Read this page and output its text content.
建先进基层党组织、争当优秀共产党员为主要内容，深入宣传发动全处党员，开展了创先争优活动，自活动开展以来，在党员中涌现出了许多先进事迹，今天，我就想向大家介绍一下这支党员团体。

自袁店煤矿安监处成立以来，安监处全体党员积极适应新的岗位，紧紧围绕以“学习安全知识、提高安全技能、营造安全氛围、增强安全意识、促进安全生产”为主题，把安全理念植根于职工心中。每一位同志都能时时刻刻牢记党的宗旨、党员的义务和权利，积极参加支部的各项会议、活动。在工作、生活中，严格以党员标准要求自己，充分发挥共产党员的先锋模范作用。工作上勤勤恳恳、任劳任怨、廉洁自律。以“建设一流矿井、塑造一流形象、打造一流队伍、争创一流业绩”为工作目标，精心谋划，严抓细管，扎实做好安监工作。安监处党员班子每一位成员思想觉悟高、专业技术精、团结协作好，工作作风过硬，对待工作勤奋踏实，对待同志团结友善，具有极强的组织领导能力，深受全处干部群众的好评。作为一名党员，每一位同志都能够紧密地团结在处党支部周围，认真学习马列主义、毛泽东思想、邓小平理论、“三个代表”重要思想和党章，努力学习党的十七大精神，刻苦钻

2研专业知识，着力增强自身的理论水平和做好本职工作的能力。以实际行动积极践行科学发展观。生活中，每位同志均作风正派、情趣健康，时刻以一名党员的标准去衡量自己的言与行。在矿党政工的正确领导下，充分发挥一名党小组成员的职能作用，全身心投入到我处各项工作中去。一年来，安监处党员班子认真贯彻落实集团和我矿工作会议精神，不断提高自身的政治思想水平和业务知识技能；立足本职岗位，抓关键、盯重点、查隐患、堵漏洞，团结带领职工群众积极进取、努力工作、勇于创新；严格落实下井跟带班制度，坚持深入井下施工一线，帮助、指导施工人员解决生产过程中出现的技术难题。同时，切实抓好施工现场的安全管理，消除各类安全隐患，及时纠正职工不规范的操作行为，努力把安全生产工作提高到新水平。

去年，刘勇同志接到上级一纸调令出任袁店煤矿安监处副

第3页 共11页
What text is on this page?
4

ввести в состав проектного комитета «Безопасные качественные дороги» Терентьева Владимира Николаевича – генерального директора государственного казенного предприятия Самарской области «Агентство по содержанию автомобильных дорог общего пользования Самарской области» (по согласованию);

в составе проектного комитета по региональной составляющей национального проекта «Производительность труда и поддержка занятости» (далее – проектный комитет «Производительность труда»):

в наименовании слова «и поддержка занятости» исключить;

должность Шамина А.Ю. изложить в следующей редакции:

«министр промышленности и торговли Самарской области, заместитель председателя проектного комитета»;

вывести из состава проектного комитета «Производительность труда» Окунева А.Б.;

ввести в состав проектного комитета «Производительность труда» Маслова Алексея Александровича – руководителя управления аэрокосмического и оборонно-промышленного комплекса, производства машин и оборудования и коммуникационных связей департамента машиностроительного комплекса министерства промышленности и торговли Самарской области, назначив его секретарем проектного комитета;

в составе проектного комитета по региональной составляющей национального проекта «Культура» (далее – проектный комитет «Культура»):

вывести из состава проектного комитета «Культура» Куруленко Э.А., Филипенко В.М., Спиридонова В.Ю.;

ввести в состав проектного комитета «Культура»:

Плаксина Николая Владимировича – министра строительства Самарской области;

■ **AIM**
Identify every line above with the string "проекта" in it. Copy those lines.

■ **COMPLETED TASK**
в составе проектного комитета по региональной составляющей национального проекта «Производительность труда и поддержка занятости» (далее – проектный комитет «Производительность труда»):
в составе проектного комитета по региональной составляющей национального проекта «Культура» (далее – проектный комитет «Культура»):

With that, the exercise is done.